Your task is to copy every record exactly.

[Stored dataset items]

-- begin --

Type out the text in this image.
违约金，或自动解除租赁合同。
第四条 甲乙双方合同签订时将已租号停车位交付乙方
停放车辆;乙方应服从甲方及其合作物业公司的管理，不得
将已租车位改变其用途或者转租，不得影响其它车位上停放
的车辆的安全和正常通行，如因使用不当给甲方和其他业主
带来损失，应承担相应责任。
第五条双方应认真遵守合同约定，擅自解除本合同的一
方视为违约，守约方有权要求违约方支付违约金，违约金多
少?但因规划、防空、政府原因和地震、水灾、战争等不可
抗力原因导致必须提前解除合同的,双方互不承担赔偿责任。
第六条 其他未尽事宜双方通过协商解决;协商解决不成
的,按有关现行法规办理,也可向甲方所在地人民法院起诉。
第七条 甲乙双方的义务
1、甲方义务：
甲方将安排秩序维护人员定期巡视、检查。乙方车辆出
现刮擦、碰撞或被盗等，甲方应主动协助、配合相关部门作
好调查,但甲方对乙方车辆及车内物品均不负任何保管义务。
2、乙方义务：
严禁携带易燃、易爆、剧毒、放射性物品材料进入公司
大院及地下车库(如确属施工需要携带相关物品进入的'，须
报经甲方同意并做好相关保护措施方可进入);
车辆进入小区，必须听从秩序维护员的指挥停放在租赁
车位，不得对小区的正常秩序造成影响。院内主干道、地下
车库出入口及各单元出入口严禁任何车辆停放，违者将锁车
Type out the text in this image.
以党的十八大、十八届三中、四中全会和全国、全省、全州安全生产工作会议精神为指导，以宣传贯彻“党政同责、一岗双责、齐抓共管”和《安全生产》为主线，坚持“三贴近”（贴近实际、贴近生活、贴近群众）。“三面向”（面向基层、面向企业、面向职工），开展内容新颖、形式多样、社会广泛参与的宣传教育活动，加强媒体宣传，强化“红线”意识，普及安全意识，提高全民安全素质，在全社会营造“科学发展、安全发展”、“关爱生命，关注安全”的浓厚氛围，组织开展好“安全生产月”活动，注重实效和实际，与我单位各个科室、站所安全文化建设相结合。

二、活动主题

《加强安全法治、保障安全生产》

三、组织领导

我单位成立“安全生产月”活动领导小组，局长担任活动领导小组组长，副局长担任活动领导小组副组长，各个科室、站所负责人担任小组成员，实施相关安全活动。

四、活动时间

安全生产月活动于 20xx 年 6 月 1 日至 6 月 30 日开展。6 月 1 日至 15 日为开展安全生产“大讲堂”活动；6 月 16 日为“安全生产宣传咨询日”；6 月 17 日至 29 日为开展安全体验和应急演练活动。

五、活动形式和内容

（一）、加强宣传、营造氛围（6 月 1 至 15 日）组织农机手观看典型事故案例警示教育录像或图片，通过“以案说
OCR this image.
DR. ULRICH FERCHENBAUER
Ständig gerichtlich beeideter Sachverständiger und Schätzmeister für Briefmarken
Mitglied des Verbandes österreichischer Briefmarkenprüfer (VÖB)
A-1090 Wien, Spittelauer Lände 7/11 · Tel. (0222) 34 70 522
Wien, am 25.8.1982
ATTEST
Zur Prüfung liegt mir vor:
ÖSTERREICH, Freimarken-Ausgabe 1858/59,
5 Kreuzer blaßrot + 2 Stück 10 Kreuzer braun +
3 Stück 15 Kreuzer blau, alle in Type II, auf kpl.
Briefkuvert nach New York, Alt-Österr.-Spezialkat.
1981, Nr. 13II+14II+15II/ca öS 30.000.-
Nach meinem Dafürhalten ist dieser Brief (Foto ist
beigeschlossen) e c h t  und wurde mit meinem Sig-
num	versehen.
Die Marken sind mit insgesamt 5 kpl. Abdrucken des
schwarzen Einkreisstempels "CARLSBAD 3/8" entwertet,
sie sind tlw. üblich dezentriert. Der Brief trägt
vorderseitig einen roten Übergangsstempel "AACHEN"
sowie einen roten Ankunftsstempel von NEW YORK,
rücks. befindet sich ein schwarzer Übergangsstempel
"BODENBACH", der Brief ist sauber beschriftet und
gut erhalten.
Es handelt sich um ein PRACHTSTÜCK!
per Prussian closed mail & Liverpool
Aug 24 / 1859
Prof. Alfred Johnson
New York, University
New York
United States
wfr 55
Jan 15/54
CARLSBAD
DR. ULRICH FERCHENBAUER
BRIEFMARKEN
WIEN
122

-- end --

• **Answer to the task**:
Type out the text in this image.
违约金，或自动解除租赁合同。
第四条 甲乙双方合同签订时将已租号停车位交付乙方
停放车辆;乙方应服从甲方及其合作物业公司的管理，不得
将已租车位改变其用途或者转租，不得影响其它车位上停放
的车辆的安全和正常通行，如因使用不当给甲方和其他业主
带来损失，应承担相应责任。
第五条双方应认真遵守合同约定，擅自解除本合同的一
方视为违约，守约方有权要求违约方支付违约金，违约金多
少?但因规划、防空、政府原因和地震、水灾、战争等不可
抗力原因导致必须提前解除合同的,双方互不承担赔偿责任。
第六条 其他未尽事宜双方通过协商解决;协商解决不成
的,按有关现行法规办理,也可向甲方所在地人民法院起诉。
第七条 甲乙双方的义务
1、甲方义务：
甲方将安排秩序维护人员定期巡视、检查。乙方车辆出
现刮擦、碰撞或被盗等，甲方应主动协助、配合相关部门作
好调查,但甲方对乙方车辆及车内物品均不负任何保管义务。
2、乙方义务：
严禁携带易燃、易爆、剧毒、放射性物品材料进入公司
大院及地下车库(如确属施工需要携带相关物品进入的'，须
报经甲方同意并做好相关保护措施方可进入);
车辆进入小区，必须听从秩序维护员的指挥停放在租赁
车位，不得对小区的正常秩序造成影响。院内主干道、地下
车库出入口及各单元出入口严禁任何车辆停放，违者将锁车
Type out the text in this image.
以党的十八大、十八届三中、四中全会和全国、全省、全州安全生产工作会议精神为指导，以宣传贯彻“党政同责、一岗双责、齐抓共管”和《安全生产》为主线，坚持“三贴近”（贴近实际、贴近生活、贴近群众）。“三面向”（面向基层、面向企业、面向职工），开展内容新颖、形式多样、社会广泛参与的宣传教育活动，加强媒体宣传，强化“红线”意识，普及安全意识，提高全民安全素质，在全社会营造“科学发展、安全发展”、“关爱生命，关注安全”的浓厚氛围，组织开展好“安全生产月”活动，注重实效和实际，与我单位各个科室、站所安全文化建设相结合。

二、活动主题

《加强安全法治、保障安全生产》

三、组织领导

我单位成立“安全生产月”活动领导小组，局长担任活动领导小组组长，副局长担任活动领导小组副组长，各个科室、站所负责人担任小组成员，实施相关安全活动。

四、活动时间

安全生产月活动于 20xx 年 6 月 1 日至 6 月 30 日开展。6 月 1 日至 15 日为开展安全生产“大讲堂”活动；6 月 16 日为“安全生产宣传咨询日”；6 月 17 日至 29 日为开展安全体验和应急演练活动。

五、活动形式和内容

（一）、加强宣传、营造氛围（6 月 1 至 15 日）组织农机手观看典型事故案例警示教育录像或图片，通过“以案说
OCR this image.
DR. ULRICH FERCHENBAUER
Ständig gerichtlich beeideter Sachverständiger und Schätzmeister für Briefmarken
Mitglied des Verbandes österreichischer Briefmarkenprüfer (VÖB)
A-1090 Wien, Spittelauer Lände 7/11 · Tel. (0222) 34 70 522
Wien, am 25.8.1982
ATTEST
Zur Prüfung liegt mir vor:
ÖSTERREICH, Freimarken-Ausgabe 1858/59,
5 Kreuzer blaßrot + 2 Stück 10 Kreuzer braun +
3 Stück 15 Kreuzer blau, alle in Type II, auf kpl.
Briefkuvert nach New York, Alt-Österr.-Spezialkat.
1981, Nr. 13II+14II+15II/ca öS 30.000.-
Nach meinem Dafürhalten ist dieser Brief (Foto ist
beigeschlossen) e c h t  und wurde mit meinem Sig-
num	versehen.
Die Marken sind mit insgesamt 5 kpl. Abdrucken des
schwarzen Einkreisstempels "CARLSBAD 3/8" entwertet,
sie sind tlw. üblich dezentriert. Der Brief trägt
vorderseitig einen roten Übergangsstempel "AACHEN"
sowie einen roten Ankunftsstempel von NEW YORK,
rücks. befindet sich ein schwarzer Übergangsstempel
"BODENBACH", der Brief ist sauber beschriftet und
gut erhalten.
Es handelt sich um ein PRACHTSTÜCK!
per Prussian closed mail & Liverpool
Aug 24 / 1859
Prof. Alfred Johnson
New York, University
New York
United States
wfr 55
Jan 15/54
CARLSBAD
DR. ULRICH FERCHENBAUER
BRIEFMARKEN
WIEN
122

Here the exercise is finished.